#### [The exercise]
From the listing below, tally the lines that include "true". Return only the total.

#### [Data lines]
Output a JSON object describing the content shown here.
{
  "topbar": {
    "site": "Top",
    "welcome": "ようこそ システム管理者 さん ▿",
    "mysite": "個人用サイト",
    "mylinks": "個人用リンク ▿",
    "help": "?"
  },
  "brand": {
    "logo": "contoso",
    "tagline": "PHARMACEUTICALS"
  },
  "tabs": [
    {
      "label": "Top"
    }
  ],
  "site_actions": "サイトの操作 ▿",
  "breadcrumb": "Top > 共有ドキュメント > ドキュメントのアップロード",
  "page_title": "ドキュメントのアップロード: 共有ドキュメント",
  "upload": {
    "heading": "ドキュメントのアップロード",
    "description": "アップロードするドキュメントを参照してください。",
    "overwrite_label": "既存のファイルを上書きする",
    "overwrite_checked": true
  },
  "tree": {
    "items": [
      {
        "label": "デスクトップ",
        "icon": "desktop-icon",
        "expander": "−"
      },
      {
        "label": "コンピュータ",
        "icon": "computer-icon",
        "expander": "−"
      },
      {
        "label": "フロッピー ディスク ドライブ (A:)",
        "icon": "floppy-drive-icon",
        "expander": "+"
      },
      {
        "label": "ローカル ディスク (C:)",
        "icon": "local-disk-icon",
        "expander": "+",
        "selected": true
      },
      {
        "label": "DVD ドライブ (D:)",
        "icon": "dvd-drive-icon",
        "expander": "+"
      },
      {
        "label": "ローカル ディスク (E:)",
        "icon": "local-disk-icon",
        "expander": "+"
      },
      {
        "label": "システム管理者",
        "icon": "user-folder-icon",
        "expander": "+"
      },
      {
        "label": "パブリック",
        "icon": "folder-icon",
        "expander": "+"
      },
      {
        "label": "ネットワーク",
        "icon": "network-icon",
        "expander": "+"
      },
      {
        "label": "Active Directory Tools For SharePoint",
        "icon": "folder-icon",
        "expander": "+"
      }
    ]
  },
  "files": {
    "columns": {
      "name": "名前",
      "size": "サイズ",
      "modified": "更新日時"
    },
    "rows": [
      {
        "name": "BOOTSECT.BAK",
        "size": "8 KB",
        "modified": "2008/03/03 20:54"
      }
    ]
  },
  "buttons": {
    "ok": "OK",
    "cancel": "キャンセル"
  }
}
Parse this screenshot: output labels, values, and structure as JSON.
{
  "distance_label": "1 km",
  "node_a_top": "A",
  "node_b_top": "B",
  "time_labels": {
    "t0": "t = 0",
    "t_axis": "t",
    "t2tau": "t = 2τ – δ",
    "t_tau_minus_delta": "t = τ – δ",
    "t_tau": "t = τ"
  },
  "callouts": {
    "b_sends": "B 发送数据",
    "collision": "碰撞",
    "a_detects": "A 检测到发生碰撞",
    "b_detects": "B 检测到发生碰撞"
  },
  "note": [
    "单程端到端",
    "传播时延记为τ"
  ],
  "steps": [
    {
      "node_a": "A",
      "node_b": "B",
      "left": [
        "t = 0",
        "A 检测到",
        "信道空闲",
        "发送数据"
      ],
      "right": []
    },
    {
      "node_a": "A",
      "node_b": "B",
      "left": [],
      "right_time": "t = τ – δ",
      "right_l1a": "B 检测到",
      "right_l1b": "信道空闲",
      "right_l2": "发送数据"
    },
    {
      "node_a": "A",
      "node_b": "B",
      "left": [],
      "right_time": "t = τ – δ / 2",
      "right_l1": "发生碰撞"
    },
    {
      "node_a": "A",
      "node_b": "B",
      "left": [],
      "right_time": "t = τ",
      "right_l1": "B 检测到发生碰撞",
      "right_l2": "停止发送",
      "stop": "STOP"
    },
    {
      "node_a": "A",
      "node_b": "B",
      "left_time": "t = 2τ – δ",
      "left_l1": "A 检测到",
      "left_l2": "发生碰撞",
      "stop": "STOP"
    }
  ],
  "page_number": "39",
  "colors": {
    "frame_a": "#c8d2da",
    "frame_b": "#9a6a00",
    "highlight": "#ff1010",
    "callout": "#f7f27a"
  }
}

#### [Completed task]
2